Supplied data:
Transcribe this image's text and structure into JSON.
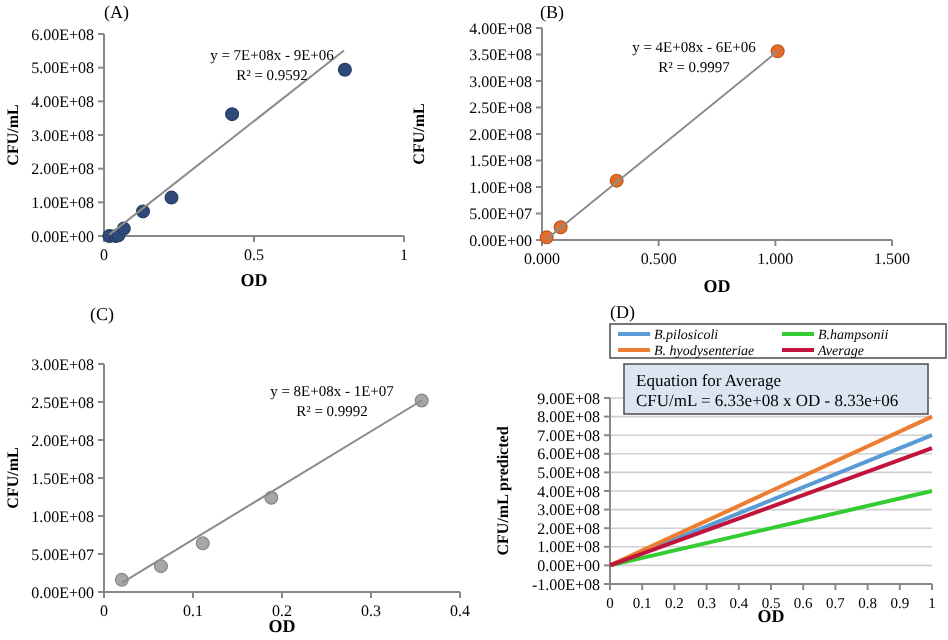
{
  "chart_data": [
    {
      "type": "scatter",
      "title": "(A)",
      "xlabel": "OD",
      "ylabel": "CFU/mL",
      "xlim": [
        0,
        1
      ],
      "xticks": [
        0,
        0.5,
        1
      ],
      "ylim": [
        0,
        600000000
      ],
      "yticks": [
        {
          "value": 0,
          "label": "0.00E+00"
        },
        {
          "value": 100000000,
          "label": "1.00E+08"
        },
        {
          "value": 200000000,
          "label": "2.00E+08"
        },
        {
          "value": 300000000,
          "label": "3.00E+08"
        },
        {
          "value": 400000000,
          "label": "4.00E+08"
        },
        {
          "value": 500000000,
          "label": "5.00E+08"
        },
        {
          "value": 600000000,
          "label": "6.00E+08"
        }
      ],
      "grid": false,
      "legend": false,
      "annotations": [
        "y = 7E+08x - 9E+06",
        "R² = 0.9592"
      ],
      "series": [
        {
          "marker": "circle",
          "color": "#2e4a7a",
          "x": [
            0.018,
            0.039,
            0.048,
            0.066,
            0.13,
            0.225,
            0.427,
            0.803
          ],
          "values": [
            0,
            0,
            2000000,
            22000000,
            73000000,
            114000000,
            362000000,
            494000000
          ]
        },
        {
          "type": "line",
          "color": "#8c8c8c",
          "x": [
            0.018,
            0.8
          ],
          "values": [
            4000000,
            551000000
          ]
        }
      ]
    },
    {
      "type": "scatter",
      "title": "(B)",
      "xlabel": "OD",
      "ylabel": "CFU/mL",
      "xlim": [
        0,
        1.5
      ],
      "xticks": [
        {
          "value": 0,
          "label": "0.000"
        },
        {
          "value": 0.5,
          "label": "0.500"
        },
        {
          "value": 1,
          "label": "1.000"
        },
        {
          "value": 1.5,
          "label": "1.500"
        }
      ],
      "ylim": [
        0,
        400000000
      ],
      "yticks": [
        {
          "value": 0,
          "label": "0.00E+00"
        },
        {
          "value": 50000000,
          "label": "5.00E+07"
        },
        {
          "value": 100000000,
          "label": "1.00E+08"
        },
        {
          "value": 150000000,
          "label": "1.50E+08"
        },
        {
          "value": 200000000,
          "label": "2.00E+08"
        },
        {
          "value": 250000000,
          "label": "2.50E+08"
        },
        {
          "value": 300000000,
          "label": "3.00E+08"
        },
        {
          "value": 350000000,
          "label": "3.50E+08"
        },
        {
          "value": 400000000,
          "label": "4.00E+08"
        }
      ],
      "grid": false,
      "legend": false,
      "annotations": [
        "y = 4E+08x - 6E+06",
        "R² = 0.9997"
      ],
      "series": [
        {
          "marker": "circle",
          "color": "#e46c2a",
          "x": [
            0.02,
            0.08,
            0.32,
            1.01
          ],
          "values": [
            5000000,
            24000000,
            112000000,
            356000000
          ]
        },
        {
          "type": "line",
          "color": "#8c8c8c",
          "x": [
            0.02,
            1.01
          ],
          "values": [
            2000000,
            356000000
          ]
        }
      ]
    },
    {
      "type": "scatter",
      "title": "(C)",
      "xlabel": "OD",
      "ylabel": "CFU/mL",
      "xlim": [
        0,
        0.4
      ],
      "xticks": [
        0,
        0.1,
        0.2,
        0.3,
        0.4
      ],
      "ylim": [
        0,
        300000000
      ],
      "yticks": [
        {
          "value": 0,
          "label": "0.00E+00"
        },
        {
          "value": 50000000,
          "label": "5.00E+07"
        },
        {
          "value": 100000000,
          "label": "1.00E+08"
        },
        {
          "value": 150000000,
          "label": "1.50E+08"
        },
        {
          "value": 200000000,
          "label": "2.00E+08"
        },
        {
          "value": 250000000,
          "label": "2.50E+08"
        },
        {
          "value": 300000000,
          "label": "3.00E+08"
        }
      ],
      "grid": false,
      "legend": false,
      "annotations": [
        "y = 8E+08x - 1E+07",
        "R² = 0.9992"
      ],
      "series": [
        {
          "marker": "circle",
          "color": "#a6a6a6",
          "x": [
            0.02,
            0.064,
            0.111,
            0.188,
            0.357
          ],
          "values": [
            16000000,
            34000000,
            64000000,
            124000000,
            252000000
          ]
        },
        {
          "type": "line",
          "color": "#8c8c8c",
          "x": [
            0.02,
            0.357
          ],
          "values": [
            12000000,
            252000000
          ]
        }
      ]
    },
    {
      "type": "line",
      "title": "(D)",
      "xlabel": "OD",
      "ylabel": "CFU/mL predicted",
      "xlim": [
        0,
        1
      ],
      "xticks": [
        0,
        0.1,
        0.2,
        0.3,
        0.4,
        0.5,
        0.6,
        0.7,
        0.8,
        0.9,
        1
      ],
      "ylim": [
        -100000000,
        900000000
      ],
      "yticks": [
        {
          "value": -100000000,
          "label": "-1.00E+08"
        },
        {
          "value": 0,
          "label": "0.00E+00"
        },
        {
          "value": 100000000,
          "label": "1.00E+08"
        },
        {
          "value": 200000000,
          "label": "2.00E+08"
        },
        {
          "value": 300000000,
          "label": "3.00E+08"
        },
        {
          "value": 400000000,
          "label": "4.00E+08"
        },
        {
          "value": 500000000,
          "label": "5.00E+08"
        },
        {
          "value": 600000000,
          "label": "6.00E+08"
        },
        {
          "value": 700000000,
          "label": "7.00E+08"
        },
        {
          "value": 800000000,
          "label": "8.00E+08"
        },
        {
          "value": 900000000,
          "label": "9.00E+08"
        }
      ],
      "grid": "y",
      "legend": "top",
      "line_style": "solid",
      "annotations": [
        "Equation for Average",
        "CFU/mL = 6.33e+08 x OD - 8.33e+06"
      ],
      "series": [
        {
          "name": "B.pilosicoli",
          "color": "#5b9bd5",
          "x": [
            0,
            1
          ],
          "values": [
            0,
            700000000
          ]
        },
        {
          "name": "B.hampsonii",
          "color": "#33cc33",
          "x": [
            0,
            1
          ],
          "values": [
            0,
            400000000
          ]
        },
        {
          "name": "B. hyodysenteriae",
          "color": "#ed7d31",
          "x": [
            0,
            1
          ],
          "values": [
            0,
            800000000
          ]
        },
        {
          "name": "Average",
          "color": "#c0143c",
          "x": [
            0,
            1
          ],
          "values": [
            0,
            630000000
          ]
        }
      ]
    }
  ]
}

What is needed: Leave out the pictures, and give all the records again exactly.

Solution to this task:
Transcribe this image's text and structure into JSON.
{
  "chart_data": [
    {
      "type": "scatter",
      "title": "(A)",
      "xlabel": "OD",
      "ylabel": "CFU/mL",
      "xlim": [
        0,
        1
      ],
      "xticks": [
        0,
        0.5,
        1
      ],
      "ylim": [
        0,
        600000000
      ],
      "yticks": [
        {
          "value": 0,
          "label": "0.00E+00"
        },
        {
          "value": 100000000,
          "label": "1.00E+08"
        },
        {
          "value": 200000000,
          "label": "2.00E+08"
        },
        {
          "value": 300000000,
          "label": "3.00E+08"
        },
        {
          "value": 400000000,
          "label": "4.00E+08"
        },
        {
          "value": 500000000,
          "label": "5.00E+08"
        },
        {
          "value": 600000000,
          "label": "6.00E+08"
        }
      ],
      "grid": false,
      "legend": false,
      "annotations": [
        "y = 7E+08x - 9E+06",
        "R² = 0.9592"
      ],
      "series": [
        {
          "marker": "circle",
          "color": "#2e4a7a",
          "x": [
            0.018,
            0.039,
            0.048,
            0.066,
            0.13,
            0.225,
            0.427,
            0.803
          ],
          "values": [
            0,
            0,
            2000000,
            22000000,
            73000000,
            114000000,
            362000000,
            494000000
          ]
        },
        {
          "type": "line",
          "color": "#8c8c8c",
          "x": [
            0.018,
            0.8
          ],
          "values": [
            4000000,
            551000000
          ]
        }
      ]
    },
    {
      "type": "scatter",
      "title": "(B)",
      "xlabel": "OD",
      "ylabel": "CFU/mL",
      "xlim": [
        0,
        1.5
      ],
      "xticks": [
        {
          "value": 0,
          "label": "0.000"
        },
        {
          "value": 0.5,
          "label": "0.500"
        },
        {
          "value": 1,
          "label": "1.000"
        },
        {
          "value": 1.5,
          "label": "1.500"
        }
      ],
      "ylim": [
        0,
        400000000
      ],
      "yticks": [
        {
          "value": 0,
          "label": "0.00E+00"
        },
        {
          "value": 50000000,
          "label": "5.00E+07"
        },
        {
          "value": 100000000,
          "label": "1.00E+08"
        },
        {
          "value": 150000000,
          "label": "1.50E+08"
        },
        {
          "value": 200000000,
          "label": "2.00E+08"
        },
        {
          "value": 250000000,
          "label": "2.50E+08"
        },
        {
          "value": 300000000,
          "label": "3.00E+08"
        },
        {
          "value": 350000000,
          "label": "3.50E+08"
        },
        {
          "value": 400000000,
          "label": "4.00E+08"
        }
      ],
      "grid": false,
      "legend": false,
      "annotations": [
        "y = 4E+08x - 6E+06",
        "R² = 0.9997"
      ],
      "series": [
        {
          "marker": "circle",
          "color": "#e46c2a",
          "x": [
            0.02,
            0.08,
            0.32,
            1.01
          ],
          "values": [
            5000000,
            24000000,
            112000000,
            356000000
          ]
        },
        {
          "type": "line",
          "color": "#8c8c8c",
          "x": [
            0.02,
            1.01
          ],
          "values": [
            2000000,
            356000000
          ]
        }
      ]
    },
    {
      "type": "scatter",
      "title": "(C)",
      "xlabel": "OD",
      "ylabel": "CFU/mL",
      "xlim": [
        0,
        0.4
      ],
      "xticks": [
        0,
        0.1,
        0.2,
        0.3,
        0.4
      ],
      "ylim": [
        0,
        300000000
      ],
      "yticks": [
        {
          "value": 0,
          "label": "0.00E+00"
        },
        {
          "value": 50000000,
          "label": "5.00E+07"
        },
        {
          "value": 100000000,
          "label": "1.00E+08"
        },
        {
          "value": 150000000,
          "label": "1.50E+08"
        },
        {
          "value": 200000000,
          "label": "2.00E+08"
        },
        {
          "value": 250000000,
          "label": "2.50E+08"
        },
        {
          "value": 300000000,
          "label": "3.00E+08"
        }
      ],
      "grid": false,
      "legend": false,
      "annotations": [
        "y = 8E+08x - 1E+07",
        "R² = 0.9992"
      ],
      "series": [
        {
          "marker": "circle",
          "color": "#a6a6a6",
          "x": [
            0.02,
            0.064,
            0.111,
            0.188,
            0.357
          ],
          "values": [
            16000000,
            34000000,
            64000000,
            124000000,
            252000000
          ]
        },
        {
          "type": "line",
          "color": "#8c8c8c",
          "x": [
            0.02,
            0.357
          ],
          "values": [
            12000000,
            252000000
          ]
        }
      ]
    },
    {
      "type": "line",
      "title": "(D)",
      "xlabel": "OD",
      "ylabel": "CFU/mL predicted",
      "xlim": [
        0,
        1
      ],
      "xticks": [
        0,
        0.1,
        0.2,
        0.3,
        0.4,
        0.5,
        0.6,
        0.7,
        0.8,
        0.9,
        1
      ],
      "ylim": [
        -100000000,
        900000000
      ],
      "yticks": [
        {
          "value": -100000000,
          "label": "-1.00E+08"
        },
        {
          "value": 0,
          "label": "0.00E+00"
        },
        {
          "value": 100000000,
          "label": "1.00E+08"
        },
        {
          "value": 200000000,
          "label": "2.00E+08"
        },
        {
          "value": 300000000,
          "label": "3.00E+08"
        },
        {
          "value": 400000000,
          "label": "4.00E+08"
        },
        {
          "value": 500000000,
          "label": "5.00E+08"
        },
        {
          "value": 600000000,
          "label": "6.00E+08"
        },
        {
          "value": 700000000,
          "label": "7.00E+08"
        },
        {
          "value": 800000000,
          "label": "8.00E+08"
        },
        {
          "value": 900000000,
          "label": "9.00E+08"
        }
      ],
      "grid": "y",
      "legend": "top",
      "line_style": "solid",
      "annotations": [
        "Equation for Average",
        "CFU/mL = 6.33e+08 x OD - 8.33e+06"
      ],
      "series": [
        {
          "name": "B.pilosicoli",
          "color": "#5b9bd5",
          "x": [
            0,
            1
          ],
          "values": [
            0,
            700000000
          ]
        },
        {
          "name": "B.hampsonii",
          "color": "#33cc33",
          "x": [
            0,
            1
          ],
          "values": [
            0,
            400000000
          ]
        },
        {
          "name": "B. hyodysenteriae",
          "color": "#ed7d31",
          "x": [
            0,
            1
          ],
          "values": [
            0,
            800000000
          ]
        },
        {
          "name": "Average",
          "color": "#c0143c",
          "x": [
            0,
            1
          ],
          "values": [
            0,
            630000000
          ]
        }
      ]
    }
  ]
}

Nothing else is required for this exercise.